SET TASK: Go through the listing and copy every line word for word.

RECORDS PROVIDED:
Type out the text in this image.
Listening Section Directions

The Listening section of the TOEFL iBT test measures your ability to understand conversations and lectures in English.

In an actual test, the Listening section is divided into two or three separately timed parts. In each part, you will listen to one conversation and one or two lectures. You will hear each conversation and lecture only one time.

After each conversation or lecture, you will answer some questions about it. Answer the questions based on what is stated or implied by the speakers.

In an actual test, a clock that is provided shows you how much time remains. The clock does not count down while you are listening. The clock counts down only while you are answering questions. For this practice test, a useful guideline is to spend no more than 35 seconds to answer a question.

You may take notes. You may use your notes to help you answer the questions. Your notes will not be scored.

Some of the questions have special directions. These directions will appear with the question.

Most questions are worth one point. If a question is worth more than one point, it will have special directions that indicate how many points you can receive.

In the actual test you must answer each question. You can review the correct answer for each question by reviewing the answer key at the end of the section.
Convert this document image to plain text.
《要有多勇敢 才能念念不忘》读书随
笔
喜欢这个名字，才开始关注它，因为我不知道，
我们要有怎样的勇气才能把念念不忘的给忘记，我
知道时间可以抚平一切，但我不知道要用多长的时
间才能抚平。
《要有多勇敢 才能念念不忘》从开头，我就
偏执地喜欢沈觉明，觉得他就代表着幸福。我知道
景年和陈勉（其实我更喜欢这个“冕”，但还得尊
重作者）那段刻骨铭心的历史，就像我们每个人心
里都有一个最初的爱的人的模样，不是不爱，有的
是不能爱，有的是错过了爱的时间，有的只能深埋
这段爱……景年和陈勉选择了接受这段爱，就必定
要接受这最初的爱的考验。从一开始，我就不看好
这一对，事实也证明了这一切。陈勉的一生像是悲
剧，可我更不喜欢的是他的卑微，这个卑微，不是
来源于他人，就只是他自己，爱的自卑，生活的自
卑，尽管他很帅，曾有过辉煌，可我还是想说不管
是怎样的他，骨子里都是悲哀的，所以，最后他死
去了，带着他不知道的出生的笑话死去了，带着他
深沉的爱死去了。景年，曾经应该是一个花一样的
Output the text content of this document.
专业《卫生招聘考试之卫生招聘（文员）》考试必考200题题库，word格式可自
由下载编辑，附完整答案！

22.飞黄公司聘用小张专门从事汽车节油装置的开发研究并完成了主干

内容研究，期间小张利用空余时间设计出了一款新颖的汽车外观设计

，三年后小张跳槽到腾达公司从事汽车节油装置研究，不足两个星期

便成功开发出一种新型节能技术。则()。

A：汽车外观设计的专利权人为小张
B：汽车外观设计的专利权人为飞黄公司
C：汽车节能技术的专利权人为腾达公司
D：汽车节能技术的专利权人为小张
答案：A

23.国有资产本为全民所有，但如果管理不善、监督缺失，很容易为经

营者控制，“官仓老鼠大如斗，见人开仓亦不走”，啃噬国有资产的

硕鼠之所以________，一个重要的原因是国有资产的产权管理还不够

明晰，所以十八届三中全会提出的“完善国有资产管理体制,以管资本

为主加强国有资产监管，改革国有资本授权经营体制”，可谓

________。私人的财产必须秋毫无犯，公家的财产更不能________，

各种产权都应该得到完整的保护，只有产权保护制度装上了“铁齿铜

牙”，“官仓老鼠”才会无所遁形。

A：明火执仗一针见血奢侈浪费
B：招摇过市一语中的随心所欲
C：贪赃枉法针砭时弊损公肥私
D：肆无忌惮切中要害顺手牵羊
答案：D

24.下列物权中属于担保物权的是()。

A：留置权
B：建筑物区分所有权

EXERCISE ANSWER:
Type out the text in this image.
Listening Section Directions

The Listening section of the TOEFL iBT test measures your ability to understand conversations and lectures in English.

In an actual test, the Listening section is divided into two or three separately timed parts. In each part, you will listen to one conversation and one or two lectures. You will hear each conversation and lecture only one time.

After each conversation or lecture, you will answer some questions about it. Answer the questions based on what is stated or implied by the speakers.

In an actual test, a clock that is provided shows you how much time remains. The clock does not count down while you are listening. The clock counts down only while you are answering questions. For this practice test, a useful guideline is to spend no more than 35 seconds to answer a question.

You may take notes. You may use your notes to help you answer the questions. Your notes will not be scored.

Some of the questions have special directions. These directions will appear with the question.

Most questions are worth one point. If a question is worth more than one point, it will have special directions that indicate how many points you can receive.

In the actual test you must answer each question. You can review the correct answer for each question by reviewing the answer key at the end of the section.
Convert this document image to plain text.
《要有多勇敢 才能念念不忘》读书随
笔
喜欢这个名字，才开始关注它，因为我不知道，
我们要有怎样的勇气才能把念念不忘的给忘记，我
知道时间可以抚平一切，但我不知道要用多长的时
间才能抚平。
《要有多勇敢 才能念念不忘》从开头，我就
偏执地喜欢沈觉明，觉得他就代表着幸福。我知道
景年和陈勉（其实我更喜欢这个“冕”，但还得尊
重作者）那段刻骨铭心的历史，就像我们每个人心
里都有一个最初的爱的人的模样，不是不爱，有的
是不能爱，有的是错过了爱的时间，有的只能深埋
这段爱……景年和陈勉选择了接受这段爱，就必定
要接受这最初的爱的考验。从一开始，我就不看好
这一对，事实也证明了这一切。陈勉的一生像是悲
剧，可我更不喜欢的是他的卑微，这个卑微，不是
来源于他人，就只是他自己，爱的自卑，生活的自
卑，尽管他很帅，曾有过辉煌，可我还是想说不管
是怎样的他，骨子里都是悲哀的，所以，最后他死
去了，带着他不知道的出生的笑话死去了，带着他
深沉的爱死去了。景年，曾经应该是一个花一样的
Output the text content of this document.
专业《卫生招聘考试之卫生招聘（文员）》考试必考200题题库，word格式可自
由下载编辑，附完整答案！

22.飞黄公司聘用小张专门从事汽车节油装置的开发研究并完成了主干

内容研究，期间小张利用空余时间设计出了一款新颖的汽车外观设计

，三年后小张跳槽到腾达公司从事汽车节油装置研究，不足两个星期

便成功开发出一种新型节能技术。则()。

A：汽车外观设计的专利权人为小张
B：汽车外观设计的专利权人为飞黄公司
C：汽车节能技术的专利权人为腾达公司
D：汽车节能技术的专利权人为小张
答案：A

23.国有资产本为全民所有，但如果管理不善、监督缺失，很容易为经

营者控制，“官仓老鼠大如斗，见人开仓亦不走”，啃噬国有资产的

硕鼠之所以________，一个重要的原因是国有资产的产权管理还不够

明晰，所以十八届三中全会提出的“完善国有资产管理体制,以管资本

为主加强国有资产监管，改革国有资本授权经营体制”，可谓

________。私人的财产必须秋毫无犯，公家的财产更不能________，

各种产权都应该得到完整的保护，只有产权保护制度装上了“铁齿铜

牙”，“官仓老鼠”才会无所遁形。

A：明火执仗一针见血奢侈浪费
B：招摇过市一语中的随心所欲
C：贪赃枉法针砭时弊损公肥私
D：肆无忌惮切中要害顺手牵羊
答案：D

24.下列物权中属于担保物权的是()。

A：留置权
B：建筑物区分所有权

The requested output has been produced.